**Provided records:**

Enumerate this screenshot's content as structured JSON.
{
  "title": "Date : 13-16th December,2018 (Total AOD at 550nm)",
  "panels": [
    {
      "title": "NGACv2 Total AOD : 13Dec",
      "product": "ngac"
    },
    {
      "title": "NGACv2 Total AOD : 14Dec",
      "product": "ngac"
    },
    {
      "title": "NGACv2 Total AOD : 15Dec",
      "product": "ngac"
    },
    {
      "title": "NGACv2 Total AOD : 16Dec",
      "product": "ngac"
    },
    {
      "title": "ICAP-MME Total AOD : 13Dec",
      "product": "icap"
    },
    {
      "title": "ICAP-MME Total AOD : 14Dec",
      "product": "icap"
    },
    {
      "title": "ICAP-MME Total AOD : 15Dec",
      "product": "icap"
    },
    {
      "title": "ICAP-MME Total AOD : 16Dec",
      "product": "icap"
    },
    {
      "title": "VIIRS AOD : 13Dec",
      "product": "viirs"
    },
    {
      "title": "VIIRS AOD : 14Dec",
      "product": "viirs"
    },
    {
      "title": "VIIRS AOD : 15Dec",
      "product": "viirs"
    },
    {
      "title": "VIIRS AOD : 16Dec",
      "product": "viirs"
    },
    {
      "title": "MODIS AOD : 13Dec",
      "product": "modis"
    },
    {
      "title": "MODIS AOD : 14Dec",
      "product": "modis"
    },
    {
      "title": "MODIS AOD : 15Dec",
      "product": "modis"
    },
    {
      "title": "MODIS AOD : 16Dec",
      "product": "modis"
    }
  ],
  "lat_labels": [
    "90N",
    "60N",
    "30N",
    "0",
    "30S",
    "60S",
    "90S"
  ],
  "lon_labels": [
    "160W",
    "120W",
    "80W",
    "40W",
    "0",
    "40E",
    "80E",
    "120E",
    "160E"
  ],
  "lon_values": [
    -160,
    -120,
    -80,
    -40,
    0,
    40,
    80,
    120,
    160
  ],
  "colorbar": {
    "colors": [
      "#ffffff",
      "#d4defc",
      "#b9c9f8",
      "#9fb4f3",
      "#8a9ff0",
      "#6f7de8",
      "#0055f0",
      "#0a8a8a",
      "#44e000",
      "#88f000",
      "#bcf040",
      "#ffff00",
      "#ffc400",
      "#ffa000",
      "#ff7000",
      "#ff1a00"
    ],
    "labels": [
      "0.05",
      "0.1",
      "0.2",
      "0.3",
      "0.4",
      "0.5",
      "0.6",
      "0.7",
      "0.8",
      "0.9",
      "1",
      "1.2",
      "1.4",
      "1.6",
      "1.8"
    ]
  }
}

**Exercise instructions:** Your task is to transcribe the material exactly.

**Output below:**
Enumerate this screenshot's content as structured JSON.
{
  "title": "Date : 13-16th December,2018 (Total AOD at 550nm)",
  "panels": [
    {
      "title": "NGACv2 Total AOD : 13Dec",
      "product": "ngac"
    },
    {
      "title": "NGACv2 Total AOD : 14Dec",
      "product": "ngac"
    },
    {
      "title": "NGACv2 Total AOD : 15Dec",
      "product": "ngac"
    },
    {
      "title": "NGACv2 Total AOD : 16Dec",
      "product": "ngac"
    },
    {
      "title": "ICAP-MME Total AOD : 13Dec",
      "product": "icap"
    },
    {
      "title": "ICAP-MME Total AOD : 14Dec",
      "product": "icap"
    },
    {
      "title": "ICAP-MME Total AOD : 15Dec",
      "product": "icap"
    },
    {
      "title": "ICAP-MME Total AOD : 16Dec",
      "product": "icap"
    },
    {
      "title": "VIIRS AOD : 13Dec",
      "product": "viirs"
    },
    {
      "title": "VIIRS AOD : 14Dec",
      "product": "viirs"
    },
    {
      "title": "VIIRS AOD : 15Dec",
      "product": "viirs"
    },
    {
      "title": "VIIRS AOD : 16Dec",
      "product": "viirs"
    },
    {
      "title": "MODIS AOD : 13Dec",
      "product": "modis"
    },
    {
      "title": "MODIS AOD : 14Dec",
      "product": "modis"
    },
    {
      "title": "MODIS AOD : 15Dec",
      "product": "modis"
    },
    {
      "title": "MODIS AOD : 16Dec",
      "product": "modis"
    }
  ],
  "lat_labels": [
    "90N",
    "60N",
    "30N",
    "0",
    "30S",
    "60S",
    "90S"
  ],
  "lon_labels": [
    "160W",
    "120W",
    "80W",
    "40W",
    "0",
    "40E",
    "80E",
    "120E",
    "160E"
  ],
  "lon_values": [
    -160,
    -120,
    -80,
    -40,
    0,
    40,
    80,
    120,
    160
  ],
  "colorbar": {
    "colors": [
      "#ffffff",
      "#d4defc",
      "#b9c9f8",
      "#9fb4f3",
      "#8a9ff0",
      "#6f7de8",
      "#0055f0",
      "#0a8a8a",
      "#44e000",
      "#88f000",
      "#bcf040",
      "#ffff00",
      "#ffc400",
      "#ffa000",
      "#ff7000",
      "#ff1a00"
    ],
    "labels": [
      "0.05",
      "0.1",
      "0.2",
      "0.3",
      "0.4",
      "0.5",
      "0.6",
      "0.7",
      "0.8",
      "0.9",
      "1",
      "1.2",
      "1.4",
      "1.6",
      "1.8"
    ]
  }
}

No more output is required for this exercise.